*DO THIS*.
All lines below must be repeated exactly, with the pictures omitted.

*INPUT ROWS*.
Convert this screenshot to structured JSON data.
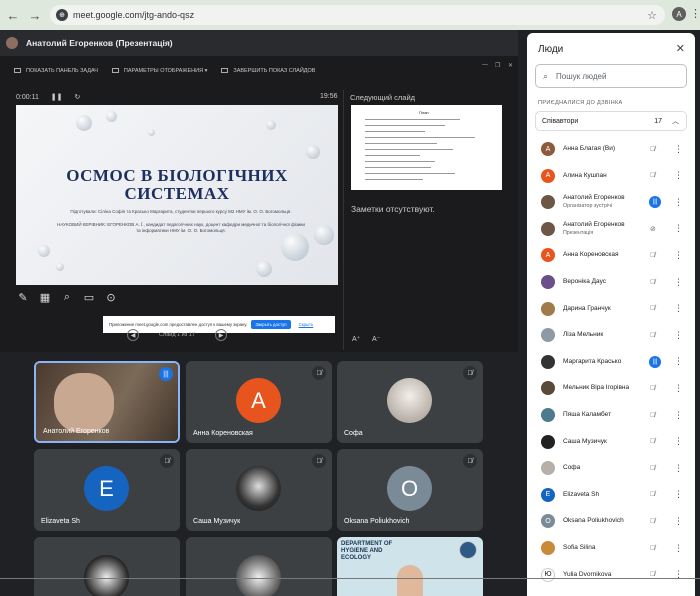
{
  "browser": {
    "url": "meet.google.com/jtg-ando-qsz",
    "profile_initial": "A"
  },
  "presenter_bar": {
    "name": "Анатолий Егоренков (Презентація)"
  },
  "slideshow": {
    "toolbar": {
      "show_taskbar": "ПОКАЗАТЬ ПАНЕЛЬ ЗАДАЧ",
      "display_settings": "ПАРАМЕТРЫ ОТОБРАЖЕНИЯ ▾",
      "end_show": "ЗАВЕРШИТЬ ПОКАЗ СЛАЙДОВ"
    },
    "elapsed": "0:00:11",
    "clock": "19:56",
    "next_slide_label": "Следующий слайд",
    "notes": "Заметки отсутствуют.",
    "slide": {
      "title_line1": "ОСМОС В БІОЛОГІЧНИХ",
      "title_line2": "СИСТЕМАХ",
      "subtitle1": "Підготували: Сіліна Софія та Красько Маргарита, студентки першого курсу М2 НМУ ім. О. О. Богомольця.",
      "subtitle2": "НАУКОВИЙ КЕРІВНИК: ЕГОРЕНКОВ А. Ї., кандидат педагогічних наук, доцент кафедри медичної та біологічної фізики та інформатики НМУ ім. О. О. Богомольця."
    },
    "next_slide_title": "План",
    "slide_counter": "Слайд 1 из 17",
    "share_notice": "Приложение meet.google.com предоставлен доступ к вашему экрану.",
    "share_ok": "Закрыть доступ",
    "share_hide": "Скрыть"
  },
  "tiles": [
    {
      "name": "Анатолий Егоренков",
      "initial": "",
      "color": "#5d4a3a",
      "muted": false
    },
    {
      "name": "Анна Кореновская",
      "initial": "A",
      "color": "#e8541d",
      "muted": true
    },
    {
      "name": "Софа",
      "initial": "",
      "color": "#b7b0a8",
      "muted": true
    },
    {
      "name": "Elizaveta Sh",
      "initial": "E",
      "color": "#1565c0",
      "muted": true
    },
    {
      "name": "Саша Музичук",
      "initial": "",
      "color": "#2b2b2b",
      "muted": true
    },
    {
      "name": "Oksana Poliukhovich",
      "initial": "O",
      "color": "#7a8a96",
      "muted": true
    },
    {
      "name": "",
      "initial": "",
      "color": "#2b2b2b",
      "muted": false
    },
    {
      "name": "",
      "initial": "",
      "color": "#2b2b2b",
      "muted": false
    },
    {
      "name": "",
      "initial": "",
      "color": "#2b2b2b",
      "muted": false
    }
  ],
  "dept_text": "DEPARTMENT OF HYGIENE AND ECOLOGY",
  "people_panel": {
    "title": "Люди",
    "search_placeholder": "Пошук людей",
    "section": "ПРИЄДНАЛИСЯ ДО ДЗВІНКА",
    "group_label": "Співавтори",
    "group_count": "17",
    "people": [
      {
        "name": "Анна Благая (Ви)",
        "role": "",
        "initial": "A",
        "color": "#8d5a3b",
        "mic": "muted"
      },
      {
        "name": "Алина Кушпан",
        "role": "",
        "initial": "A",
        "color": "#e8541d",
        "mic": "muted"
      },
      {
        "name": "Анатолий Егоренков",
        "role": "Організатор зустрічі",
        "initial": "",
        "color": "#6d5645",
        "mic": "live"
      },
      {
        "name": "Анатолий Егоренков",
        "role": "Презентація",
        "initial": "",
        "color": "#6d5645",
        "mic": "off"
      },
      {
        "name": "Анна Кореновская",
        "role": "",
        "initial": "A",
        "color": "#e8541d",
        "mic": "muted"
      },
      {
        "name": "Вероніка Даус",
        "role": "",
        "initial": "",
        "color": "#6b4f8a",
        "mic": "muted"
      },
      {
        "name": "Дарина Гранчук",
        "role": "",
        "initial": "",
        "color": "#a07a4a",
        "mic": "muted"
      },
      {
        "name": "Ліза Мельник",
        "role": "",
        "initial": "",
        "color": "#8e9aa5",
        "mic": "muted"
      },
      {
        "name": "Маргарита Красько",
        "role": "",
        "initial": "",
        "color": "#333333",
        "mic": "live"
      },
      {
        "name": "Мельник Віра Ігорівна",
        "role": "",
        "initial": "",
        "color": "#5a4a3a",
        "mic": "muted"
      },
      {
        "name": "Пяша Каламбет",
        "role": "",
        "initial": "",
        "color": "#4d7a8c",
        "mic": "muted"
      },
      {
        "name": "Саша Музичук",
        "role": "",
        "initial": "",
        "color": "#222222",
        "mic": "muted"
      },
      {
        "name": "Софа",
        "role": "",
        "initial": "",
        "color": "#b7b0a8",
        "mic": "muted"
      },
      {
        "name": "Elizaveta Sh",
        "role": "",
        "initial": "E",
        "color": "#1565c0",
        "mic": "muted"
      },
      {
        "name": "Oksana Poliukhovich",
        "role": "",
        "initial": "O",
        "color": "#7a8a96",
        "mic": "muted"
      },
      {
        "name": "Sofia Silina",
        "role": "",
        "initial": "",
        "color": "#c98a3a",
        "mic": "muted"
      },
      {
        "name": "Yulia Dvornikova",
        "role": "",
        "initial": "Ю",
        "color": "#ffffff",
        "mic": "muted"
      }
    ]
  }
}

*RESPONSE*.
Convert this screenshot to structured JSON data.
{
  "browser": {
    "url": "meet.google.com/jtg-ando-qsz",
    "profile_initial": "A"
  },
  "presenter_bar": {
    "name": "Анатолий Егоренков (Презентація)"
  },
  "slideshow": {
    "toolbar": {
      "show_taskbar": "ПОКАЗАТЬ ПАНЕЛЬ ЗАДАЧ",
      "display_settings": "ПАРАМЕТРЫ ОТОБРАЖЕНИЯ ▾",
      "end_show": "ЗАВЕРШИТЬ ПОКАЗ СЛАЙДОВ"
    },
    "elapsed": "0:00:11",
    "clock": "19:56",
    "next_slide_label": "Следующий слайд",
    "notes": "Заметки отсутствуют.",
    "slide": {
      "title_line1": "ОСМОС В БІОЛОГІЧНИХ",
      "title_line2": "СИСТЕМАХ",
      "subtitle1": "Підготували: Сіліна Софія та Красько Маргарита, студентки першого курсу М2 НМУ ім. О. О. Богомольця.",
      "subtitle2": "НАУКОВИЙ КЕРІВНИК: ЕГОРЕНКОВ А. Ї., кандидат педагогічних наук, доцент кафедри медичної та біологічної фізики та інформатики НМУ ім. О. О. Богомольця."
    },
    "next_slide_title": "План",
    "slide_counter": "Слайд 1 из 17",
    "share_notice": "Приложение meet.google.com предоставлен доступ к вашему экрану.",
    "share_ok": "Закрыть доступ",
    "share_hide": "Скрыть"
  },
  "tiles": [
    {
      "name": "Анатолий Егоренков",
      "initial": "",
      "color": "#5d4a3a",
      "muted": false
    },
    {
      "name": "Анна Кореновская",
      "initial": "A",
      "color": "#e8541d",
      "muted": true
    },
    {
      "name": "Софа",
      "initial": "",
      "color": "#b7b0a8",
      "muted": true
    },
    {
      "name": "Elizaveta Sh",
      "initial": "E",
      "color": "#1565c0",
      "muted": true
    },
    {
      "name": "Саша Музичук",
      "initial": "",
      "color": "#2b2b2b",
      "muted": true
    },
    {
      "name": "Oksana Poliukhovich",
      "initial": "O",
      "color": "#7a8a96",
      "muted": true
    },
    {
      "name": "",
      "initial": "",
      "color": "#2b2b2b",
      "muted": false
    },
    {
      "name": "",
      "initial": "",
      "color": "#2b2b2b",
      "muted": false
    },
    {
      "name": "",
      "initial": "",
      "color": "#2b2b2b",
      "muted": false
    }
  ],
  "dept_text": "DEPARTMENT OF HYGIENE AND ECOLOGY",
  "people_panel": {
    "title": "Люди",
    "search_placeholder": "Пошук людей",
    "section": "ПРИЄДНАЛИСЯ ДО ДЗВІНКА",
    "group_label": "Співавтори",
    "group_count": "17",
    "people": [
      {
        "name": "Анна Благая (Ви)",
        "role": "",
        "initial": "A",
        "color": "#8d5a3b",
        "mic": "muted"
      },
      {
        "name": "Алина Кушпан",
        "role": "",
        "initial": "A",
        "color": "#e8541d",
        "mic": "muted"
      },
      {
        "name": "Анатолий Егоренков",
        "role": "Організатор зустрічі",
        "initial": "",
        "color": "#6d5645",
        "mic": "live"
      },
      {
        "name": "Анатолий Егоренков",
        "role": "Презентація",
        "initial": "",
        "color": "#6d5645",
        "mic": "off"
      },
      {
        "name": "Анна Кореновская",
        "role": "",
        "initial": "A",
        "color": "#e8541d",
        "mic": "muted"
      },
      {
        "name": "Вероніка Даус",
        "role": "",
        "initial": "",
        "color": "#6b4f8a",
        "mic": "muted"
      },
      {
        "name": "Дарина Гранчук",
        "role": "",
        "initial": "",
        "color": "#a07a4a",
        "mic": "muted"
      },
      {
        "name": "Ліза Мельник",
        "role": "",
        "initial": "",
        "color": "#8e9aa5",
        "mic": "muted"
      },
      {
        "name": "Маргарита Красько",
        "role": "",
        "initial": "",
        "color": "#333333",
        "mic": "live"
      },
      {
        "name": "Мельник Віра Ігорівна",
        "role": "",
        "initial": "",
        "color": "#5a4a3a",
        "mic": "muted"
      },
      {
        "name": "Пяша Каламбет",
        "role": "",
        "initial": "",
        "color": "#4d7a8c",
        "mic": "muted"
      },
      {
        "name": "Саша Музичук",
        "role": "",
        "initial": "",
        "color": "#222222",
        "mic": "muted"
      },
      {
        "name": "Софа",
        "role": "",
        "initial": "",
        "color": "#b7b0a8",
        "mic": "muted"
      },
      {
        "name": "Elizaveta Sh",
        "role": "",
        "initial": "E",
        "color": "#1565c0",
        "mic": "muted"
      },
      {
        "name": "Oksana Poliukhovich",
        "role": "",
        "initial": "O",
        "color": "#7a8a96",
        "mic": "muted"
      },
      {
        "name": "Sofia Silina",
        "role": "",
        "initial": "",
        "color": "#c98a3a",
        "mic": "muted"
      },
      {
        "name": "Yulia Dvornikova",
        "role": "",
        "initial": "Ю",
        "color": "#ffffff",
        "mic": "muted"
      }
    ]
  }
}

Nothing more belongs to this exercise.